** START OF Exercise data **
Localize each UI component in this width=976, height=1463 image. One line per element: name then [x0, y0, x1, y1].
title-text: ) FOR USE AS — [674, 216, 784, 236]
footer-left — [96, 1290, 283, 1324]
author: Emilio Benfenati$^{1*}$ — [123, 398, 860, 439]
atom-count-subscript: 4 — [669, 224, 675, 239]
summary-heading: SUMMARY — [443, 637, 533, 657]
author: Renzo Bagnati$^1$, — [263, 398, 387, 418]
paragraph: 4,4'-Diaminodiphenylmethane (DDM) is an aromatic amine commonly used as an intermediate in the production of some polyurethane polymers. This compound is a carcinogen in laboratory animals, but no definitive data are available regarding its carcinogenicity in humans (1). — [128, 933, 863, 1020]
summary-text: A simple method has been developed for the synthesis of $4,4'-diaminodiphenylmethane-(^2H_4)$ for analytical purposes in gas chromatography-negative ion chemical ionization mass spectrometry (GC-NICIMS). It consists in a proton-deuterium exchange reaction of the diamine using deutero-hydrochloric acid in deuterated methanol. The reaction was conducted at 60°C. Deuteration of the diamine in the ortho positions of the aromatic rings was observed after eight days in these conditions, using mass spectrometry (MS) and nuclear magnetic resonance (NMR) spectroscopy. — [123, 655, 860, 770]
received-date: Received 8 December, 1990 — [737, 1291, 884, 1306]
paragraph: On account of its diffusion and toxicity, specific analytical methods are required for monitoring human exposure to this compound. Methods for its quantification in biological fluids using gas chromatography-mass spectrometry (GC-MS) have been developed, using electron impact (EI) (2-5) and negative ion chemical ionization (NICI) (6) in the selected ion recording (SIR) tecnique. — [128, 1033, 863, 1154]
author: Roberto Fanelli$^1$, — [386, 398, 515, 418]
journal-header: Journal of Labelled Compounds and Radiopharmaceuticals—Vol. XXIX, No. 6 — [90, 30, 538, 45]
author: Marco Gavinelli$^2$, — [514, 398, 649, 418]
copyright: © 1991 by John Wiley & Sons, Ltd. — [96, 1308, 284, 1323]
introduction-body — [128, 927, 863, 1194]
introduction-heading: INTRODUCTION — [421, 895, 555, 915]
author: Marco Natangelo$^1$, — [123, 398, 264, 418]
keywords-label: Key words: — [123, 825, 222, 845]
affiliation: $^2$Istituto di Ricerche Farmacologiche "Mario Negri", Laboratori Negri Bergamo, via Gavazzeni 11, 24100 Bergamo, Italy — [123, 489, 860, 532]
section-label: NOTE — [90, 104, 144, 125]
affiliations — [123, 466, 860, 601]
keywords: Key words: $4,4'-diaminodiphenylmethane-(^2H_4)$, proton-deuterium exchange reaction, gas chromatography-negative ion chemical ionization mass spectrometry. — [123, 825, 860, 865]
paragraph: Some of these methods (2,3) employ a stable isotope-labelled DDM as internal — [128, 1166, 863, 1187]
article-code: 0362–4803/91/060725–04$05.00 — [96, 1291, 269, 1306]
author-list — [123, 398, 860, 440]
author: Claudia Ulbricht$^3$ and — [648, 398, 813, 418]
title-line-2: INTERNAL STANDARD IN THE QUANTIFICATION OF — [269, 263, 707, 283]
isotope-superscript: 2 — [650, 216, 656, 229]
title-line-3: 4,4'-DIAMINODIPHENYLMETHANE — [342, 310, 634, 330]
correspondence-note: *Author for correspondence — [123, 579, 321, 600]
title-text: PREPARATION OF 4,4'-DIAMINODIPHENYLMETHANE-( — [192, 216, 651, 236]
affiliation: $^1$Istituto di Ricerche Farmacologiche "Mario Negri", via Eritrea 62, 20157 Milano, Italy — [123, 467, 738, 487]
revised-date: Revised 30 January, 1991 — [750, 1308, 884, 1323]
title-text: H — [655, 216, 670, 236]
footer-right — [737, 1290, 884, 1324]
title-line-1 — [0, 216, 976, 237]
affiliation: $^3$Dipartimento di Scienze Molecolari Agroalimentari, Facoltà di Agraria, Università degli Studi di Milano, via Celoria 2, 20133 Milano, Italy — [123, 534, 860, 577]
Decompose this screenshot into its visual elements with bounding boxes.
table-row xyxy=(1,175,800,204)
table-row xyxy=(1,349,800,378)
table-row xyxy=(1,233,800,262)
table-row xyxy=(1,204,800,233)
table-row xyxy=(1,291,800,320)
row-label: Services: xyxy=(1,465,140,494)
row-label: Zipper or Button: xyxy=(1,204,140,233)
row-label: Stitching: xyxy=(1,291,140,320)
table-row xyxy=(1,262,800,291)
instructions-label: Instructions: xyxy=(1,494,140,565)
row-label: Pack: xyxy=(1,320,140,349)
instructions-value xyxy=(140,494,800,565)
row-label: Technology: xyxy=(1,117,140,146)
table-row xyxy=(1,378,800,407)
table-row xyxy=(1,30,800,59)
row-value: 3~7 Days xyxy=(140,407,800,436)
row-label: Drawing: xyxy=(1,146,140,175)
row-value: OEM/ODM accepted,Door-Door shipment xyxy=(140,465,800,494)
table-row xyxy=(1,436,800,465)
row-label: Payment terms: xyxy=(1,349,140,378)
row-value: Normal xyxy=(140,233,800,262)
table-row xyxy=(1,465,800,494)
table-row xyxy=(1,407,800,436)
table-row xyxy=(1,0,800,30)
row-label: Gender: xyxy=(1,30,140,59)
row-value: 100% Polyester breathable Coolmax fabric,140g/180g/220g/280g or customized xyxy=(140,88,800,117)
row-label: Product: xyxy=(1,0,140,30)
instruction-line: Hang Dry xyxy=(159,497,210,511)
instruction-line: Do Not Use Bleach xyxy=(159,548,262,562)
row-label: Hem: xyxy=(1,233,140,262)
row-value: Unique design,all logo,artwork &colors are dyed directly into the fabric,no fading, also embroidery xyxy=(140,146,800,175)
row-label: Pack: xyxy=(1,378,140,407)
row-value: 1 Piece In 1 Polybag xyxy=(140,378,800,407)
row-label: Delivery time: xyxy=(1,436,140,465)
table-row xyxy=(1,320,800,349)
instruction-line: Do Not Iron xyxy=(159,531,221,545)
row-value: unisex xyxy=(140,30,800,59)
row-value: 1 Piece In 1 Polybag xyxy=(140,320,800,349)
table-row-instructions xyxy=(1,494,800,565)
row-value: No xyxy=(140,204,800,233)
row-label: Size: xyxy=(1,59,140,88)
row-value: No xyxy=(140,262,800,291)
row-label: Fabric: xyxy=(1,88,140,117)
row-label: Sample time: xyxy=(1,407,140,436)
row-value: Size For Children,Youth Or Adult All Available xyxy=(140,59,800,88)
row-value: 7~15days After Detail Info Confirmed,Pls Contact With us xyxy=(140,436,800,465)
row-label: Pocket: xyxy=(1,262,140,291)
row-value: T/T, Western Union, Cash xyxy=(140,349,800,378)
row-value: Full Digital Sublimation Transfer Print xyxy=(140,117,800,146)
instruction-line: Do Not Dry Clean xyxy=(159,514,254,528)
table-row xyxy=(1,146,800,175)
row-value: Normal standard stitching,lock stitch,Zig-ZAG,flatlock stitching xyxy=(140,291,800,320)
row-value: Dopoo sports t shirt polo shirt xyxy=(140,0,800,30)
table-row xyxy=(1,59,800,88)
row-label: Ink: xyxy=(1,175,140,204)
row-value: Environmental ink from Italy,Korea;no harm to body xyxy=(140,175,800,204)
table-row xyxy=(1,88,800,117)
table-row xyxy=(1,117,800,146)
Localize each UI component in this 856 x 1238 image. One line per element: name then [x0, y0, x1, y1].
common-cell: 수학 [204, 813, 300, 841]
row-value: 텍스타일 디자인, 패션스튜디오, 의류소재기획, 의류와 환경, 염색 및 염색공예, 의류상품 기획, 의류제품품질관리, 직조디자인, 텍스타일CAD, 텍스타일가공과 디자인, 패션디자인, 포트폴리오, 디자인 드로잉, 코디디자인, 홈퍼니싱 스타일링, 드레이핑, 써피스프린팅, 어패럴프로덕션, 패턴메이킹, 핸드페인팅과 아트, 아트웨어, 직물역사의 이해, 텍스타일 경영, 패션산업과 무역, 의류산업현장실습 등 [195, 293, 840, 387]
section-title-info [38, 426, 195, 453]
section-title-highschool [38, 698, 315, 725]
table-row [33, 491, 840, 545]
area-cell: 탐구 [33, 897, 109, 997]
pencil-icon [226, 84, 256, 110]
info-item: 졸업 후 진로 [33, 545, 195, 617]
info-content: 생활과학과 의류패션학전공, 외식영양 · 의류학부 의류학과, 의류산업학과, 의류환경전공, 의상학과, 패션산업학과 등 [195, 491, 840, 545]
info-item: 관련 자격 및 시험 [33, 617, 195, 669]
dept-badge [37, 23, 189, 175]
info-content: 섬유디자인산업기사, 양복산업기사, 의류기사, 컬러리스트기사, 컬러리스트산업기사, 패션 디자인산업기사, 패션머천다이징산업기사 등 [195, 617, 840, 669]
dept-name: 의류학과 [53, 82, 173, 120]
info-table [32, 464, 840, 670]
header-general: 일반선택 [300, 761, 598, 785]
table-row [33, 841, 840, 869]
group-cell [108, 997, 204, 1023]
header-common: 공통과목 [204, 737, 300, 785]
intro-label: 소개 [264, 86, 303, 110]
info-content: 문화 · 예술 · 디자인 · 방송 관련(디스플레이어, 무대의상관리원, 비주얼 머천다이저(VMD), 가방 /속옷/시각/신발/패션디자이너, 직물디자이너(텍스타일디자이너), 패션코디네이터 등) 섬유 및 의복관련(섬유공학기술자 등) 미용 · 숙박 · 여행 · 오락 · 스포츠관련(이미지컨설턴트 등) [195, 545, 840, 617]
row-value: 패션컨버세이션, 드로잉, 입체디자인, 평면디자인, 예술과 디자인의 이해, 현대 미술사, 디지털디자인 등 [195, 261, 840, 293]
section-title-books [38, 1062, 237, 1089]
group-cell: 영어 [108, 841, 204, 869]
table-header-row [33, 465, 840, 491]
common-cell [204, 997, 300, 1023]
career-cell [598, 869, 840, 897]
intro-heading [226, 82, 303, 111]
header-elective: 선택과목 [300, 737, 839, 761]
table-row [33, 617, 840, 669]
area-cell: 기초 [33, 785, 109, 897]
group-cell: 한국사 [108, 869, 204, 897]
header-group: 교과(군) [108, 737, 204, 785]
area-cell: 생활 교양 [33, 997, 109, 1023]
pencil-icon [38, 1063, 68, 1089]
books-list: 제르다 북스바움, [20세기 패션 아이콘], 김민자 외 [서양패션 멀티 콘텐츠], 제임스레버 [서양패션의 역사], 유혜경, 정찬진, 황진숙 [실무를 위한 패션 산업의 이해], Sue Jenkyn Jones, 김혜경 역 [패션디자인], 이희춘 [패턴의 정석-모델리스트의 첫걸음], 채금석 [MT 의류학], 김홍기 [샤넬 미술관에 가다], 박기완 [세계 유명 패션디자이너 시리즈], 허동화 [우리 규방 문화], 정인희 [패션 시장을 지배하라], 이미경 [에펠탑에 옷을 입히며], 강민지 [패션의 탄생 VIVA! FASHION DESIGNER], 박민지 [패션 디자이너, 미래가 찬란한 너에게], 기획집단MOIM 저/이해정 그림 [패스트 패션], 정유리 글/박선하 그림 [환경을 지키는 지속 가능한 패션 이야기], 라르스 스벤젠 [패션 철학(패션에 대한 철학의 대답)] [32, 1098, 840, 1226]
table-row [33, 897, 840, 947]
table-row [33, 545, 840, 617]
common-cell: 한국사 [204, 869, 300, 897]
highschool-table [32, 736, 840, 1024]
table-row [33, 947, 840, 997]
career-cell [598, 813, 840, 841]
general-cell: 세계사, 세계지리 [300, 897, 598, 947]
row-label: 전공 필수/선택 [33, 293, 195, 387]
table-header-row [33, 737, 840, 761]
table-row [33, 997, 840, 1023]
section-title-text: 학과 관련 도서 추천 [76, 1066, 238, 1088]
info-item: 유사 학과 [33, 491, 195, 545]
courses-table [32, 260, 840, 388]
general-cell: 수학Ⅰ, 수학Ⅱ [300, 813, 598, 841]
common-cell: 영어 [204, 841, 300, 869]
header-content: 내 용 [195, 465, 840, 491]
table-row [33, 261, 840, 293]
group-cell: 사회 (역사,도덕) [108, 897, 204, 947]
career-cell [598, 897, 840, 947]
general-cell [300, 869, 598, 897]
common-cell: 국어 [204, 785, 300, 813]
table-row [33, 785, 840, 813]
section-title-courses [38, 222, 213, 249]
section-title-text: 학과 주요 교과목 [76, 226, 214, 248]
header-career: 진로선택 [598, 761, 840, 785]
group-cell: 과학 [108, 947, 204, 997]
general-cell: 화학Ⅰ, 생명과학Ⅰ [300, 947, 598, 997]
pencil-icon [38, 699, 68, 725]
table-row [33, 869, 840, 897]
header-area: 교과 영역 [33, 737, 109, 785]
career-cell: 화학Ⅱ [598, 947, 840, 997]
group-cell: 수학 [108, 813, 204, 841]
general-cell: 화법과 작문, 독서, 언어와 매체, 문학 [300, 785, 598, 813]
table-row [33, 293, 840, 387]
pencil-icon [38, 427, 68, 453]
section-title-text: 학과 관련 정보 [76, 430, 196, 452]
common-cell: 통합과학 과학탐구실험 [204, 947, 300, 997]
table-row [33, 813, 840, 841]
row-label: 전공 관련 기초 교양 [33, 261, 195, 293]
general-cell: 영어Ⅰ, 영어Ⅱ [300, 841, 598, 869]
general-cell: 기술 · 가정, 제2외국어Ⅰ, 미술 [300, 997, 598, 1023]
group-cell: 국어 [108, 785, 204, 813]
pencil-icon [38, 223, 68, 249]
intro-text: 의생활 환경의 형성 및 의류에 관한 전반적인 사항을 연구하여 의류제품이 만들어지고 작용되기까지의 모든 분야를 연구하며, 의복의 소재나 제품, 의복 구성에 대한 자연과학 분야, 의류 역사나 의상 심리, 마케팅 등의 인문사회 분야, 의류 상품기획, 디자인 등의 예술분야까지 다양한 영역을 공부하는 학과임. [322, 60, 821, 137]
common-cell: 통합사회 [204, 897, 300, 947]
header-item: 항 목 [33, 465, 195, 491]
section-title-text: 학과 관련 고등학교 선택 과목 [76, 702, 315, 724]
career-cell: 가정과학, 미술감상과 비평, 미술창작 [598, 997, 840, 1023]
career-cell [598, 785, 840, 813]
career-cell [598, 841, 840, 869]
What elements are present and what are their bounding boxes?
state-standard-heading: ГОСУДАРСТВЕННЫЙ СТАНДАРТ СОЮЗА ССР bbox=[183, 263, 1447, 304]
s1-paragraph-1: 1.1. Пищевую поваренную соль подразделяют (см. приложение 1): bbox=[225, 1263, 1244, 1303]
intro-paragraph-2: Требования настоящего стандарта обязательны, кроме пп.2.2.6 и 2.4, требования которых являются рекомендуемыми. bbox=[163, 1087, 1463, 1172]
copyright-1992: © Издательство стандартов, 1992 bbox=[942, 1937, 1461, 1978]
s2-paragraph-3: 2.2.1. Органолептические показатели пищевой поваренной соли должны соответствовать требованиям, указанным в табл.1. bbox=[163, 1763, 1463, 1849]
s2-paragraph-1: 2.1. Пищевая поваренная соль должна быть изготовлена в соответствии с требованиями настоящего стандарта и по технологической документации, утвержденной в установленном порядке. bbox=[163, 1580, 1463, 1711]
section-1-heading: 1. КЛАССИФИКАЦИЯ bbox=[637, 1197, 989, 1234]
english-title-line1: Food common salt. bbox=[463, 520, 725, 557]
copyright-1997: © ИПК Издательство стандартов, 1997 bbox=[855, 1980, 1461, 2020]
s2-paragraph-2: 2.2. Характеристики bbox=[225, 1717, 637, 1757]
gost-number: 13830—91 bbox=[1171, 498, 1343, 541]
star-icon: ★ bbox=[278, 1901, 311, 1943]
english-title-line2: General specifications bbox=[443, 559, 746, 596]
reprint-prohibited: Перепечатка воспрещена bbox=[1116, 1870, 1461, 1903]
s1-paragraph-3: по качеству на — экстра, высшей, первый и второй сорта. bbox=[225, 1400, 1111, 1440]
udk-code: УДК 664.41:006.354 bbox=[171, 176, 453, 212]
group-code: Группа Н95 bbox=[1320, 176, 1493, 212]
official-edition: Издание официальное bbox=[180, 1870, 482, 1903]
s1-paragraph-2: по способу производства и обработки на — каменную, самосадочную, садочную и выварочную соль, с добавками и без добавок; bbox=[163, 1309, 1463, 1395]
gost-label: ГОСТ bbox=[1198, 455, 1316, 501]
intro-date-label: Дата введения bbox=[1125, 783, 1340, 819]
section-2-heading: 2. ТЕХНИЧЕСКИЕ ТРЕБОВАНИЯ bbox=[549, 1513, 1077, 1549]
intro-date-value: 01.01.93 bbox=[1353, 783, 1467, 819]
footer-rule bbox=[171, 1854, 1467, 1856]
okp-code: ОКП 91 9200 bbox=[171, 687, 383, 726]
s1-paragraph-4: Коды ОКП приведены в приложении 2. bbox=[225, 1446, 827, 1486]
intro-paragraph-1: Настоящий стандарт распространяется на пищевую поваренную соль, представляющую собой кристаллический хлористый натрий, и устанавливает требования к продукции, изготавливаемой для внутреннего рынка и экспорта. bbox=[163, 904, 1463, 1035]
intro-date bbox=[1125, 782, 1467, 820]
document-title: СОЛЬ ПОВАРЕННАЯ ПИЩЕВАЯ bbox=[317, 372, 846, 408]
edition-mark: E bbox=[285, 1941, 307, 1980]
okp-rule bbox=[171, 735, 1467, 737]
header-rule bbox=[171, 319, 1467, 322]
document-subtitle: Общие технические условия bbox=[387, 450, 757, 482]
** END OF Exercise data **
* _Objective_
Rewrite the material as a Markdown table with the columns "Row" and "Line", starting at the top of the material and ending with the line that contains "398, 860, 439]". Skip any blank lines.

* _The answer_
| Row | Line |
|---|---|
| 1 | Localize each UI component in this width=976, height=1463 image. One line per element: name then [x0, y0, x1, y1]. |
| 2 | title-text: ) FOR USE AS — [674, 216, 784, 236] |
| 3 | footer-left — [96, 1290, 283, 1324] |
| 4 | author: Emilio Benfenati$^{1*}$ — [123, 398, 860, 439] |